--- START OF Available data ---
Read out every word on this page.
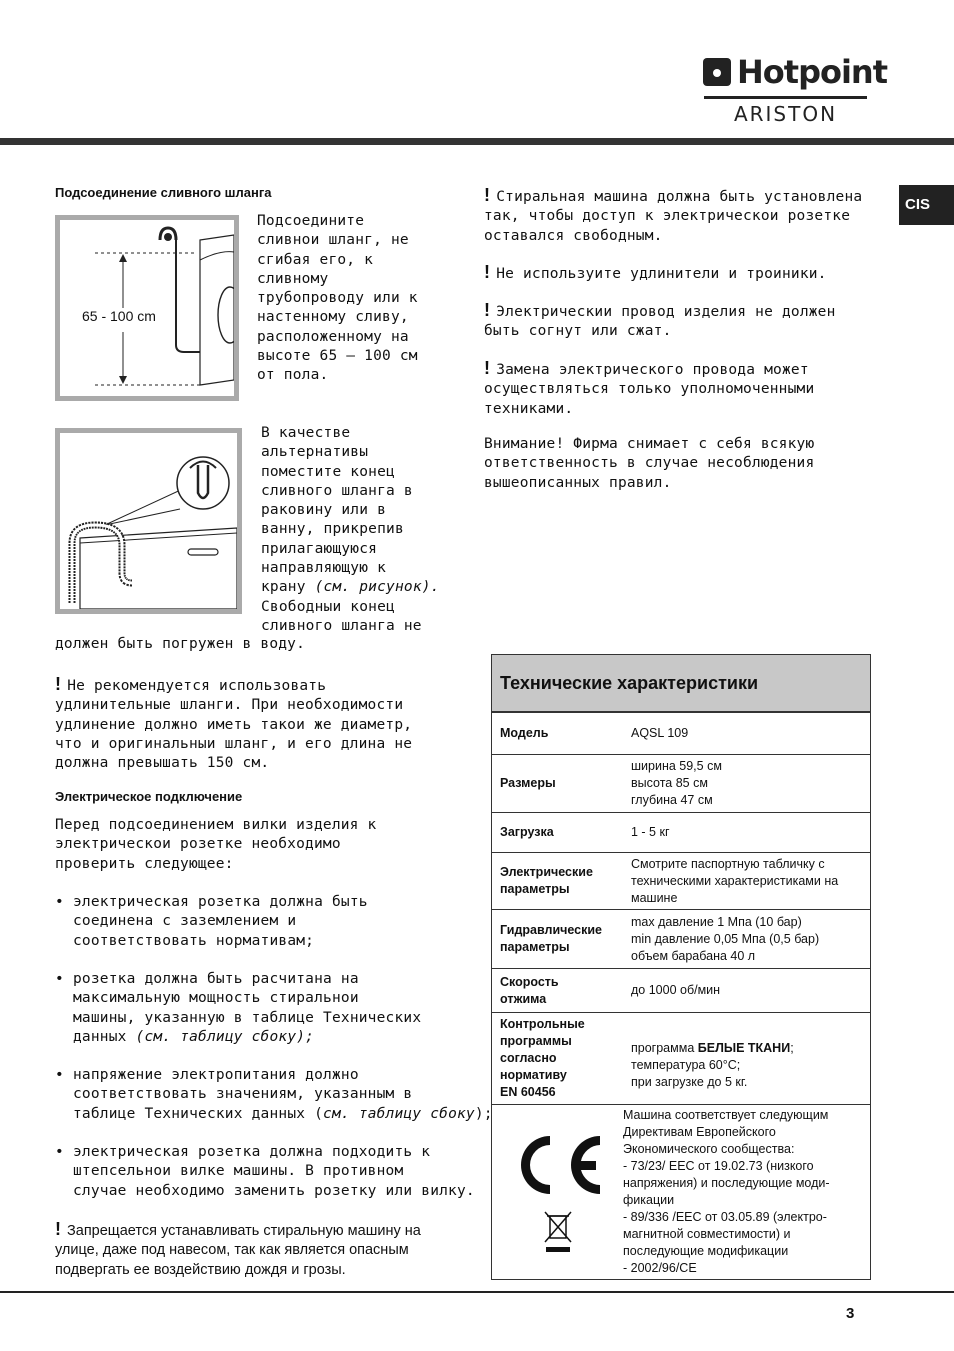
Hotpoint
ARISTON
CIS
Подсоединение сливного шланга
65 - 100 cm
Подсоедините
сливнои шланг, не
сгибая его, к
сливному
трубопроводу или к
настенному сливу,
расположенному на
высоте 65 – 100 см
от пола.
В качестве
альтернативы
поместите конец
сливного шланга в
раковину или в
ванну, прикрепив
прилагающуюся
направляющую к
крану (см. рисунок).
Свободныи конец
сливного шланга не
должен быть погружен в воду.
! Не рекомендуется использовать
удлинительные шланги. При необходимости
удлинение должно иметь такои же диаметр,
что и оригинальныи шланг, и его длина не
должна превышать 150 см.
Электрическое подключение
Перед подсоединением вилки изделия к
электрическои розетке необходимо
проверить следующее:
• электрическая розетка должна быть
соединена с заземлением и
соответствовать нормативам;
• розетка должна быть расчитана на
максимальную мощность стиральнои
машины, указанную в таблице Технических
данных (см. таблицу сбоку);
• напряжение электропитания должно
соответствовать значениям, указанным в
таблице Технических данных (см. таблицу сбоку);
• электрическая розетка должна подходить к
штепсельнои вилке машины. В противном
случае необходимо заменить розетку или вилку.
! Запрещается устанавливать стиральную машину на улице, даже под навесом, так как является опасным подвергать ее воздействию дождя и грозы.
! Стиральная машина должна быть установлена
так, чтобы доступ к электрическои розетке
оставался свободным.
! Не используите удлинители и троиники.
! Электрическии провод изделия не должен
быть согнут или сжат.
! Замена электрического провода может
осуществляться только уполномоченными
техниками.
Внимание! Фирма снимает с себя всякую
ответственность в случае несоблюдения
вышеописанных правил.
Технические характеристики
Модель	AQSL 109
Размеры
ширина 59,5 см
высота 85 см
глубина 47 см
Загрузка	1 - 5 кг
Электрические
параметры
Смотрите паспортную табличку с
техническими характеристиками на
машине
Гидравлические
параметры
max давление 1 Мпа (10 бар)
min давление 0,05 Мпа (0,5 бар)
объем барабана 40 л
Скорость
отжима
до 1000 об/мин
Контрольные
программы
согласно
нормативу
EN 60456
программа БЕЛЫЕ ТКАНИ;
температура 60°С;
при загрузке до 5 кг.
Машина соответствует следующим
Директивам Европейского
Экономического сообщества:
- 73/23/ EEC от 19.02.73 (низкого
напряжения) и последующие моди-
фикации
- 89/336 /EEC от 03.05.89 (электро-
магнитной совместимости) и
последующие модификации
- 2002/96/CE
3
--- END OF Available data ---
--- START OF Available data ---
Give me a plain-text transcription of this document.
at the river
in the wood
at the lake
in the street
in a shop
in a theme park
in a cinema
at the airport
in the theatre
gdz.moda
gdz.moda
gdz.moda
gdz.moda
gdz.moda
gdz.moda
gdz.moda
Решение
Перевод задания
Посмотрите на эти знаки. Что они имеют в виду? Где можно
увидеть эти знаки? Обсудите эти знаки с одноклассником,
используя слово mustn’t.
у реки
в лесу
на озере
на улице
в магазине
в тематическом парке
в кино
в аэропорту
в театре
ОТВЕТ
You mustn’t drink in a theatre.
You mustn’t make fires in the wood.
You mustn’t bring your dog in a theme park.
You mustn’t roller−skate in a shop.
--- END OF Available data ---
_Exercise_: Look for the word "таблицу" and return every line where it occurs.

_Answer to the task_:
данных (см. таблицу сбоку);
таблице Технических данных (см. таблицу сбоку);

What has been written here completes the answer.